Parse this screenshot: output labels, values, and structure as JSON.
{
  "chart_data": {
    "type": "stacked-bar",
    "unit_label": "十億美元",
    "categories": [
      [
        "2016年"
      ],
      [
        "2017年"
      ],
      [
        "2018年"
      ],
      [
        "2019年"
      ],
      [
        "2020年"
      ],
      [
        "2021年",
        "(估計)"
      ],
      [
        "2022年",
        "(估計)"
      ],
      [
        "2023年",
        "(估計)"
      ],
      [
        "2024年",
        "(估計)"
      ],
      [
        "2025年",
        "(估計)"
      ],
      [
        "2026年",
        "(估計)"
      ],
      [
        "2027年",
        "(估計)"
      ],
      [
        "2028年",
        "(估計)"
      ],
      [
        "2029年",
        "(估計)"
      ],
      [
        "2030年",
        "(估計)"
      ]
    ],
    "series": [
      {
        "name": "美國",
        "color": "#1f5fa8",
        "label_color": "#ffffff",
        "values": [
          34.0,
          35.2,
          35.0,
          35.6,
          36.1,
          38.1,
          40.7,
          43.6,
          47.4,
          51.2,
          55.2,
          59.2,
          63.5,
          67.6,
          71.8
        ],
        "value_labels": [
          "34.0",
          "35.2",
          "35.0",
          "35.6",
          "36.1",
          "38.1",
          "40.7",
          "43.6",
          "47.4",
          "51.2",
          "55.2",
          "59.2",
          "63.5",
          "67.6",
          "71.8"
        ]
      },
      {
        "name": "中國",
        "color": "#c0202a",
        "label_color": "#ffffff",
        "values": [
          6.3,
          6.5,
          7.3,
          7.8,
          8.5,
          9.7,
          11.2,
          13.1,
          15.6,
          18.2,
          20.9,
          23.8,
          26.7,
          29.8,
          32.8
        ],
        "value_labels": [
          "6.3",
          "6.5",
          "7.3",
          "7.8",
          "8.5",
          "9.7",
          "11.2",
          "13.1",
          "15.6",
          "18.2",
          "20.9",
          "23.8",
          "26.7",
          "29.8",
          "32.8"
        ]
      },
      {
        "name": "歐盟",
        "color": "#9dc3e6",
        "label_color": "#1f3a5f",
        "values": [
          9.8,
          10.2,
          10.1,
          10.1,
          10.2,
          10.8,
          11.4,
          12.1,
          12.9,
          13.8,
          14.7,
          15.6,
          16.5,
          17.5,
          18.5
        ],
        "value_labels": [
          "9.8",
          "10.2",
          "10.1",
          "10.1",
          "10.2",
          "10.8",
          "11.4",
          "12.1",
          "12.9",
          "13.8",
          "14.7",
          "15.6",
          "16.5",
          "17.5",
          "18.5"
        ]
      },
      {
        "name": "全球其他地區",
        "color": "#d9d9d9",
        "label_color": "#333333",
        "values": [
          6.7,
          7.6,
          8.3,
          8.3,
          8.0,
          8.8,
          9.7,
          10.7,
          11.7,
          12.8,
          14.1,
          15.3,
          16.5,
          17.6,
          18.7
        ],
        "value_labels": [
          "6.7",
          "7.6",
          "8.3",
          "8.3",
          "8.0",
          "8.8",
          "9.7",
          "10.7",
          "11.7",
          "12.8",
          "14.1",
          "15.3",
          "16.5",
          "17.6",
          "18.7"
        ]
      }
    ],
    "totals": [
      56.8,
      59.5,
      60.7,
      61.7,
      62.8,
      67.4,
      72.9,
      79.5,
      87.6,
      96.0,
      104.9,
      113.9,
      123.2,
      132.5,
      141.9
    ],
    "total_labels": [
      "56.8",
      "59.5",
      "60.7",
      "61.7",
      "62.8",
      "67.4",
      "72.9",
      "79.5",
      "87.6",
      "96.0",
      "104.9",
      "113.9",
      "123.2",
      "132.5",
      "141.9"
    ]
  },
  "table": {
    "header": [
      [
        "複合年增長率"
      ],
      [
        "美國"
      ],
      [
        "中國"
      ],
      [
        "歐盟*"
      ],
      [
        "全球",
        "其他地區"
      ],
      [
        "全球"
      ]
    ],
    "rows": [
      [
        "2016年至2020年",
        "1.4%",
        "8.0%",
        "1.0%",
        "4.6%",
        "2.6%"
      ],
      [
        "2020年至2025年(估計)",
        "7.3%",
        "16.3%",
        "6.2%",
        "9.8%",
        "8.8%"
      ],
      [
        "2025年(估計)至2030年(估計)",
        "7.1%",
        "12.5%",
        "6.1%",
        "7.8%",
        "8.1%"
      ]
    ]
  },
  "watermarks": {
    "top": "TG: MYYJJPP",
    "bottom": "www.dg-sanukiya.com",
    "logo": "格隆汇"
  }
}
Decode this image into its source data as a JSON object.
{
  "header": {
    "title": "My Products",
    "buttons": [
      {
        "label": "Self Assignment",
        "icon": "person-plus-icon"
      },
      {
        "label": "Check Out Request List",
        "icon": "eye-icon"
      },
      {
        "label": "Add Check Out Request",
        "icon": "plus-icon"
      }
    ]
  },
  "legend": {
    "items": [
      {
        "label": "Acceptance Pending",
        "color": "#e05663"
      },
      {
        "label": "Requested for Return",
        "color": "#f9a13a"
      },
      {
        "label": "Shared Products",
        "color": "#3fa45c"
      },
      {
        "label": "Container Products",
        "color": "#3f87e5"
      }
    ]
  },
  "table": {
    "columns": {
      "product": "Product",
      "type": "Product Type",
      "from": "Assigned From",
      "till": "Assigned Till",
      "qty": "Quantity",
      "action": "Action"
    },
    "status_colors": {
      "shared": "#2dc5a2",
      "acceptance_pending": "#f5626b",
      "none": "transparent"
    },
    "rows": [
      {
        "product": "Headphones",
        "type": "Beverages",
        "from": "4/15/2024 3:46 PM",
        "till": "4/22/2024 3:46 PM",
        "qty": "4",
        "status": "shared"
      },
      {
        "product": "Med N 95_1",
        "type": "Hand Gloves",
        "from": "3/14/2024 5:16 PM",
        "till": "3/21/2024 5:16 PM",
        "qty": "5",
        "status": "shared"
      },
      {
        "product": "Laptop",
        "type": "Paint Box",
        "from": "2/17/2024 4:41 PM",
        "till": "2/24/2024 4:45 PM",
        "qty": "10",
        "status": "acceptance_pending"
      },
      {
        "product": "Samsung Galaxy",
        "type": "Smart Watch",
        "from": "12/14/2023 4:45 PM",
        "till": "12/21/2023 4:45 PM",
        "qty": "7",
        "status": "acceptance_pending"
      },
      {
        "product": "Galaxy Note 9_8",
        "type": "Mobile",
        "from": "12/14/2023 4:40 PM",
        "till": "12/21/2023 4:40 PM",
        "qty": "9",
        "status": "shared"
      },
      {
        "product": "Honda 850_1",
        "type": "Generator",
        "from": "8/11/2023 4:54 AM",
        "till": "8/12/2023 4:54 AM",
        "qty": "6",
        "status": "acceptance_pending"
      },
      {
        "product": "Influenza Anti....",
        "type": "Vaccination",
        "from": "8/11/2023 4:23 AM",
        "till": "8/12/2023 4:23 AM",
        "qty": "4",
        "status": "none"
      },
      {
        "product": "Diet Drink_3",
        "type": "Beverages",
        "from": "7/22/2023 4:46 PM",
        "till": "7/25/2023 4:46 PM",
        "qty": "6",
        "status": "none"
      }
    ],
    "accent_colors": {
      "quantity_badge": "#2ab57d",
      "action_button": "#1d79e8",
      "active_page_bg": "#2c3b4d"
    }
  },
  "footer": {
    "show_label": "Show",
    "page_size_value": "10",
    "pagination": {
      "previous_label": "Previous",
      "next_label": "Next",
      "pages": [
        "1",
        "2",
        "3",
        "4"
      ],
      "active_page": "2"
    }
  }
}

[Task directions] Your task is to retype all of the records exactly.

[Expected answer]
Parse this screenshot: output labels, values, and structure as JSON.
{
  "chart_data": {
    "type": "stacked-bar",
    "unit_label": "十億美元",
    "categories": [
      [
        "2016年"
      ],
      [
        "2017年"
      ],
      [
        "2018年"
      ],
      [
        "2019年"
      ],
      [
        "2020年"
      ],
      [
        "2021年",
        "(估計)"
      ],
      [
        "2022年",
        "(估計)"
      ],
      [
        "2023年",
        "(估計)"
      ],
      [
        "2024年",
        "(估計)"
      ],
      [
        "2025年",
        "(估計)"
      ],
      [
        "2026年",
        "(估計)"
      ],
      [
        "2027年",
        "(估計)"
      ],
      [
        "2028年",
        "(估計)"
      ],
      [
        "2029年",
        "(估計)"
      ],
      [
        "2030年",
        "(估計)"
      ]
    ],
    "series": [
      {
        "name": "美國",
        "color": "#1f5fa8",
        "label_color": "#ffffff",
        "values": [
          34.0,
          35.2,
          35.0,
          35.6,
          36.1,
          38.1,
          40.7,
          43.6,
          47.4,
          51.2,
          55.2,
          59.2,
          63.5,
          67.6,
          71.8
        ],
        "value_labels": [
          "34.0",
          "35.2",
          "35.0",
          "35.6",
          "36.1",
          "38.1",
          "40.7",
          "43.6",
          "47.4",
          "51.2",
          "55.2",
          "59.2",
          "63.5",
          "67.6",
          "71.8"
        ]
      },
      {
        "name": "中國",
        "color": "#c0202a",
        "label_color": "#ffffff",
        "values": [
          6.3,
          6.5,
          7.3,
          7.8,
          8.5,
          9.7,
          11.2,
          13.1,
          15.6,
          18.2,
          20.9,
          23.8,
          26.7,
          29.8,
          32.8
        ],
        "value_labels": [
          "6.3",
          "6.5",
          "7.3",
          "7.8",
          "8.5",
          "9.7",
          "11.2",
          "13.1",
          "15.6",
          "18.2",
          "20.9",
          "23.8",
          "26.7",
          "29.8",
          "32.8"
        ]
      },
      {
        "name": "歐盟",
        "color": "#9dc3e6",
        "label_color": "#1f3a5f",
        "values": [
          9.8,
          10.2,
          10.1,
          10.1,
          10.2,
          10.8,
          11.4,
          12.1,
          12.9,
          13.8,
          14.7,
          15.6,
          16.5,
          17.5,
          18.5
        ],
        "value_labels": [
          "9.8",
          "10.2",
          "10.1",
          "10.1",
          "10.2",
          "10.8",
          "11.4",
          "12.1",
          "12.9",
          "13.8",
          "14.7",
          "15.6",
          "16.5",
          "17.5",
          "18.5"
        ]
      },
      {
        "name": "全球其他地區",
        "color": "#d9d9d9",
        "label_color": "#333333",
        "values": [
          6.7,
          7.6,
          8.3,
          8.3,
          8.0,
          8.8,
          9.7,
          10.7,
          11.7,
          12.8,
          14.1,
          15.3,
          16.5,
          17.6,
          18.7
        ],
        "value_labels": [
          "6.7",
          "7.6",
          "8.3",
          "8.3",
          "8.0",
          "8.8",
          "9.7",
          "10.7",
          "11.7",
          "12.8",
          "14.1",
          "15.3",
          "16.5",
          "17.6",
          "18.7"
        ]
      }
    ],
    "totals": [
      56.8,
      59.5,
      60.7,
      61.7,
      62.8,
      67.4,
      72.9,
      79.5,
      87.6,
      96.0,
      104.9,
      113.9,
      123.2,
      132.5,
      141.9
    ],
    "total_labels": [
      "56.8",
      "59.5",
      "60.7",
      "61.7",
      "62.8",
      "67.4",
      "72.9",
      "79.5",
      "87.6",
      "96.0",
      "104.9",
      "113.9",
      "123.2",
      "132.5",
      "141.9"
    ]
  },
  "table": {
    "header": [
      [
        "複合年增長率"
      ],
      [
        "美國"
      ],
      [
        "中國"
      ],
      [
        "歐盟*"
      ],
      [
        "全球",
        "其他地區"
      ],
      [
        "全球"
      ]
    ],
    "rows": [
      [
        "2016年至2020年",
        "1.4%",
        "8.0%",
        "1.0%",
        "4.6%",
        "2.6%"
      ],
      [
        "2020年至2025年(估計)",
        "7.3%",
        "16.3%",
        "6.2%",
        "9.8%",
        "8.8%"
      ],
      [
        "2025年(估計)至2030年(估計)",
        "7.1%",
        "12.5%",
        "6.1%",
        "7.8%",
        "8.1%"
      ]
    ]
  },
  "watermarks": {
    "top": "TG: MYYJJPP",
    "bottom": "www.dg-sanukiya.com",
    "logo": "格隆汇"
  }
}
Decode this image into its source data as a JSON object.
{
  "header": {
    "title": "My Products",
    "buttons": [
      {
        "label": "Self Assignment",
        "icon": "person-plus-icon"
      },
      {
        "label": "Check Out Request List",
        "icon": "eye-icon"
      },
      {
        "label": "Add Check Out Request",
        "icon": "plus-icon"
      }
    ]
  },
  "legend": {
    "items": [
      {
        "label": "Acceptance Pending",
        "color": "#e05663"
      },
      {
        "label": "Requested for Return",
        "color": "#f9a13a"
      },
      {
        "label": "Shared Products",
        "color": "#3fa45c"
      },
      {
        "label": "Container Products",
        "color": "#3f87e5"
      }
    ]
  },
  "table": {
    "columns": {
      "product": "Product",
      "type": "Product Type",
      "from": "Assigned From",
      "till": "Assigned Till",
      "qty": "Quantity",
      "action": "Action"
    },
    "status_colors": {
      "shared": "#2dc5a2",
      "acceptance_pending": "#f5626b",
      "none": "transparent"
    },
    "rows": [
      {
        "product": "Headphones",
        "type": "Beverages",
        "from": "4/15/2024 3:46 PM",
        "till": "4/22/2024 3:46 PM",
        "qty": "4",
        "status": "shared"
      },
      {
        "product": "Med N 95_1",
        "type": "Hand Gloves",
        "from": "3/14/2024 5:16 PM",
        "till": "3/21/2024 5:16 PM",
        "qty": "5",
        "status": "shared"
      },
      {
        "product": "Laptop",
        "type": "Paint Box",
        "from": "2/17/2024 4:41 PM",
        "till": "2/24/2024 4:45 PM",
        "qty": "10",
        "status": "acceptance_pending"
      },
      {
        "product": "Samsung Galaxy",
        "type": "Smart Watch",
        "from": "12/14/2023 4:45 PM",
        "till": "12/21/2023 4:45 PM",
        "qty": "7",
        "status": "acceptance_pending"
      },
      {
        "product": "Galaxy Note 9_8",
        "type": "Mobile",
        "from": "12/14/2023 4:40 PM",
        "till": "12/21/2023 4:40 PM",
        "qty": "9",
        "status": "shared"
      },
      {
        "product": "Honda 850_1",
        "type": "Generator",
        "from": "8/11/2023 4:54 AM",
        "till": "8/12/2023 4:54 AM",
        "qty": "6",
        "status": "acceptance_pending"
      },
      {
        "product": "Influenza Anti....",
        "type": "Vaccination",
        "from": "8/11/2023 4:23 AM",
        "till": "8/12/2023 4:23 AM",
        "qty": "4",
        "status": "none"
      },
      {
        "product": "Diet Drink_3",
        "type": "Beverages",
        "from": "7/22/2023 4:46 PM",
        "till": "7/25/2023 4:46 PM",
        "qty": "6",
        "status": "none"
      }
    ],
    "accent_colors": {
      "quantity_badge": "#2ab57d",
      "action_button": "#1d79e8",
      "active_page_bg": "#2c3b4d"
    }
  },
  "footer": {
    "show_label": "Show",
    "page_size_value": "10",
    "pagination": {
      "previous_label": "Previous",
      "next_label": "Next",
      "pages": [
        "1",
        "2",
        "3",
        "4"
      ],
      "active_page": "2"
    }
  }
}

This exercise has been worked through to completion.